* Task goal
Output each line exactly as it appears, skipping any embedded picture.

Source records
---+---
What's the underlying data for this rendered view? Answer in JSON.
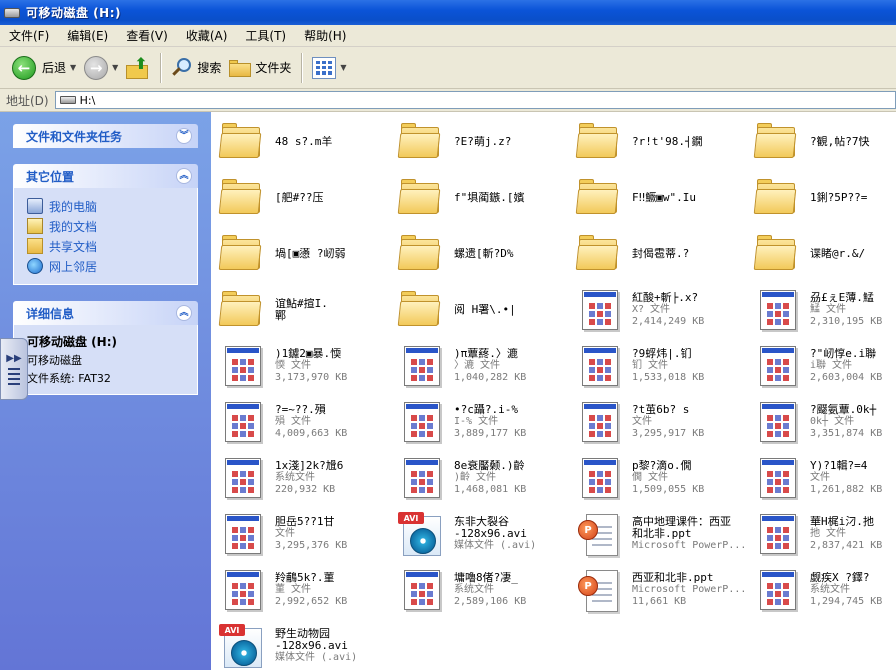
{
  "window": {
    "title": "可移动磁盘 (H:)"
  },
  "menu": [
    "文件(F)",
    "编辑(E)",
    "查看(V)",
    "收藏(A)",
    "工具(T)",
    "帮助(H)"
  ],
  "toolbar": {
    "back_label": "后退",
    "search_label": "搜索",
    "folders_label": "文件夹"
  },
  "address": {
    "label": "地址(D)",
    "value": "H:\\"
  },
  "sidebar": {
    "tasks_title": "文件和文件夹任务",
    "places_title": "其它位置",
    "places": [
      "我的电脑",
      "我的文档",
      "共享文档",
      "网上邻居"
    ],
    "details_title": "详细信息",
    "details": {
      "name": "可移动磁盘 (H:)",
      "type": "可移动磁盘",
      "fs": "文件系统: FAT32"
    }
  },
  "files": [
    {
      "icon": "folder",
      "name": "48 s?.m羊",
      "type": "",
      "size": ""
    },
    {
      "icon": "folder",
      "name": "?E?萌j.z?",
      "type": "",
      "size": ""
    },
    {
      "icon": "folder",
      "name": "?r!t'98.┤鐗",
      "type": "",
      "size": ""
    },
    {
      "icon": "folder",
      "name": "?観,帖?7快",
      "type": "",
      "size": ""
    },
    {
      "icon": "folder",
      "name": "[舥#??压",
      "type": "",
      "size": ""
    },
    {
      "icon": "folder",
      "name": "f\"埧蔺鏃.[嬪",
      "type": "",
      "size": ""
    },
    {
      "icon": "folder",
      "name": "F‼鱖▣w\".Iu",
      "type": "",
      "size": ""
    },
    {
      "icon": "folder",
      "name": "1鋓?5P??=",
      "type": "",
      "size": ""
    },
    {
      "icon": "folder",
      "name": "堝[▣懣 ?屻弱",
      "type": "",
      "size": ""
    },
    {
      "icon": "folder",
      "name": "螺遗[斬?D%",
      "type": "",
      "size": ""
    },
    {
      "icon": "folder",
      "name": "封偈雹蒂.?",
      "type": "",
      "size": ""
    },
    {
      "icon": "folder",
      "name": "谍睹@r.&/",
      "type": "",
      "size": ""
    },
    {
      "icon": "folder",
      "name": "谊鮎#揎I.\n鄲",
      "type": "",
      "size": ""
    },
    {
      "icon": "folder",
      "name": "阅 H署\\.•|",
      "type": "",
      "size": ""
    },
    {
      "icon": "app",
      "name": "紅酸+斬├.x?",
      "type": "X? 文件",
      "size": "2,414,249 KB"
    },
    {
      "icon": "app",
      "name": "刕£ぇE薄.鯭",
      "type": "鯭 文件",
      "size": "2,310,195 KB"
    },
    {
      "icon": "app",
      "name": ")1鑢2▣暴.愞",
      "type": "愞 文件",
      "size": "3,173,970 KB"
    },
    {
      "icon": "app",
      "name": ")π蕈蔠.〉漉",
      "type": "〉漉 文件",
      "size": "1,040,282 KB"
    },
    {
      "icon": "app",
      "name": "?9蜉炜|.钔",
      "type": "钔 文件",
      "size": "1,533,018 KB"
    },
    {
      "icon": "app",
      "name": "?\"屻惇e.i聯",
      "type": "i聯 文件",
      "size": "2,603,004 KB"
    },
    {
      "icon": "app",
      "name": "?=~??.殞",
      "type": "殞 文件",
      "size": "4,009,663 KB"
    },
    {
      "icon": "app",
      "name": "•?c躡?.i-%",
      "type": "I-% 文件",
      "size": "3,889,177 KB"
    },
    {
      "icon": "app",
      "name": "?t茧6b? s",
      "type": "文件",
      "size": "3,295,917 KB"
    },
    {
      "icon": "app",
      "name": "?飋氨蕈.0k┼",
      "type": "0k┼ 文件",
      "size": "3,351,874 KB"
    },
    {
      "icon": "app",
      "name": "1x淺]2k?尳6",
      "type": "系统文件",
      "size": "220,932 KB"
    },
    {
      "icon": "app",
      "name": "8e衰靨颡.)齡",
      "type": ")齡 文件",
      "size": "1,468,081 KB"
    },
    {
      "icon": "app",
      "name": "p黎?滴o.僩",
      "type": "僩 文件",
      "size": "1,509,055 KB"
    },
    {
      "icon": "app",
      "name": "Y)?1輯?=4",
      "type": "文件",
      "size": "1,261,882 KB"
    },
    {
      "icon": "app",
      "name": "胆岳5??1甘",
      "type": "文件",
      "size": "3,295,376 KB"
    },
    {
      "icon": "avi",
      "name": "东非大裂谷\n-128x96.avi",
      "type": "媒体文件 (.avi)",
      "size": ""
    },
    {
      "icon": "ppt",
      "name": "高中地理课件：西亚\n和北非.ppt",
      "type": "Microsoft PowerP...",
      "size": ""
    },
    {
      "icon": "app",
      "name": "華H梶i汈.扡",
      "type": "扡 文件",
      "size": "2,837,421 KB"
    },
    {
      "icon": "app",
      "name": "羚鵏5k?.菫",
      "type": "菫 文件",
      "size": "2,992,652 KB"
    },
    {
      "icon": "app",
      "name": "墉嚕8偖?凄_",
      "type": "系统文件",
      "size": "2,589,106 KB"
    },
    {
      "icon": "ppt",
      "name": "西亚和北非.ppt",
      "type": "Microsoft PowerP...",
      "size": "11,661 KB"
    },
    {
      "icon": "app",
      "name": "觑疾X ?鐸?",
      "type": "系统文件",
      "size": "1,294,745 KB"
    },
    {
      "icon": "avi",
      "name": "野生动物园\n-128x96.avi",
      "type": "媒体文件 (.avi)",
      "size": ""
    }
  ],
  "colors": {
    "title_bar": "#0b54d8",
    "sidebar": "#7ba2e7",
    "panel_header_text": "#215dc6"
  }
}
---+---
* Answer to this problem
What's the underlying data for this rendered view? Answer in JSON.
{
  "window": {
    "title": "可移动磁盘 (H:)"
  },
  "menu": [
    "文件(F)",
    "编辑(E)",
    "查看(V)",
    "收藏(A)",
    "工具(T)",
    "帮助(H)"
  ],
  "toolbar": {
    "back_label": "后退",
    "search_label": "搜索",
    "folders_label": "文件夹"
  },
  "address": {
    "label": "地址(D)",
    "value": "H:\\"
  },
  "sidebar": {
    "tasks_title": "文件和文件夹任务",
    "places_title": "其它位置",
    "places": [
      "我的电脑",
      "我的文档",
      "共享文档",
      "网上邻居"
    ],
    "details_title": "详细信息",
    "details": {
      "name": "可移动磁盘 (H:)",
      "type": "可移动磁盘",
      "fs": "文件系统: FAT32"
    }
  },
  "files": [
    {
      "icon": "folder",
      "name": "48 s?.m羊",
      "type": "",
      "size": ""
    },
    {
      "icon": "folder",
      "name": "?E?萌j.z?",
      "type": "",
      "size": ""
    },
    {
      "icon": "folder",
      "name": "?r!t'98.┤鐗",
      "type": "",
      "size": ""
    },
    {
      "icon": "folder",
      "name": "?観,帖?7快",
      "type": "",
      "size": ""
    },
    {
      "icon": "folder",
      "name": "[舥#??压",
      "type": "",
      "size": ""
    },
    {
      "icon": "folder",
      "name": "f\"埧蔺鏃.[嬪",
      "type": "",
      "size": ""
    },
    {
      "icon": "folder",
      "name": "F‼鱖▣w\".Iu",
      "type": "",
      "size": ""
    },
    {
      "icon": "folder",
      "name": "1鋓?5P??=",
      "type": "",
      "size": ""
    },
    {
      "icon": "folder",
      "name": "堝[▣懣 ?屻弱",
      "type": "",
      "size": ""
    },
    {
      "icon": "folder",
      "name": "螺遗[斬?D%",
      "type": "",
      "size": ""
    },
    {
      "icon": "folder",
      "name": "封偈雹蒂.?",
      "type": "",
      "size": ""
    },
    {
      "icon": "folder",
      "name": "谍睹@r.&/",
      "type": "",
      "size": ""
    },
    {
      "icon": "folder",
      "name": "谊鮎#揎I.\n鄲",
      "type": "",
      "size": ""
    },
    {
      "icon": "folder",
      "name": "阅 H署\\.•|",
      "type": "",
      "size": ""
    },
    {
      "icon": "app",
      "name": "紅酸+斬├.x?",
      "type": "X? 文件",
      "size": "2,414,249 KB"
    },
    {
      "icon": "app",
      "name": "刕£ぇE薄.鯭",
      "type": "鯭 文件",
      "size": "2,310,195 KB"
    },
    {
      "icon": "app",
      "name": ")1鑢2▣暴.愞",
      "type": "愞 文件",
      "size": "3,173,970 KB"
    },
    {
      "icon": "app",
      "name": ")π蕈蔠.〉漉",
      "type": "〉漉 文件",
      "size": "1,040,282 KB"
    },
    {
      "icon": "app",
      "name": "?9蜉炜|.钔",
      "type": "钔 文件",
      "size": "1,533,018 KB"
    },
    {
      "icon": "app",
      "name": "?\"屻惇e.i聯",
      "type": "i聯 文件",
      "size": "2,603,004 KB"
    },
    {
      "icon": "app",
      "name": "?=~??.殞",
      "type": "殞 文件",
      "size": "4,009,663 KB"
    },
    {
      "icon": "app",
      "name": "•?c躡?.i-%",
      "type": "I-% 文件",
      "size": "3,889,177 KB"
    },
    {
      "icon": "app",
      "name": "?t茧6b? s",
      "type": "文件",
      "size": "3,295,917 KB"
    },
    {
      "icon": "app",
      "name": "?飋氨蕈.0k┼",
      "type": "0k┼ 文件",
      "size": "3,351,874 KB"
    },
    {
      "icon": "app",
      "name": "1x淺]2k?尳6",
      "type": "系统文件",
      "size": "220,932 KB"
    },
    {
      "icon": "app",
      "name": "8e衰靨颡.)齡",
      "type": ")齡 文件",
      "size": "1,468,081 KB"
    },
    {
      "icon": "app",
      "name": "p黎?滴o.僩",
      "type": "僩 文件",
      "size": "1,509,055 KB"
    },
    {
      "icon": "app",
      "name": "Y)?1輯?=4",
      "type": "文件",
      "size": "1,261,882 KB"
    },
    {
      "icon": "app",
      "name": "胆岳5??1甘",
      "type": "文件",
      "size": "3,295,376 KB"
    },
    {
      "icon": "avi",
      "name": "东非大裂谷\n-128x96.avi",
      "type": "媒体文件 (.avi)",
      "size": ""
    },
    {
      "icon": "ppt",
      "name": "高中地理课件：西亚\n和北非.ppt",
      "type": "Microsoft PowerP...",
      "size": ""
    },
    {
      "icon": "app",
      "name": "華H梶i汈.扡",
      "type": "扡 文件",
      "size": "2,837,421 KB"
    },
    {
      "icon": "app",
      "name": "羚鵏5k?.菫",
      "type": "菫 文件",
      "size": "2,992,652 KB"
    },
    {
      "icon": "app",
      "name": "墉嚕8偖?凄_",
      "type": "系统文件",
      "size": "2,589,106 KB"
    },
    {
      "icon": "ppt",
      "name": "西亚和北非.ppt",
      "type": "Microsoft PowerP...",
      "size": "11,661 KB"
    },
    {
      "icon": "app",
      "name": "觑疾X ?鐸?",
      "type": "系统文件",
      "size": "1,294,745 KB"
    },
    {
      "icon": "avi",
      "name": "野生动物园\n-128x96.avi",
      "type": "媒体文件 (.avi)",
      "size": ""
    }
  ],
  "colors": {
    "title_bar": "#0b54d8",
    "sidebar": "#7ba2e7",
    "panel_header_text": "#215dc6"
  }
}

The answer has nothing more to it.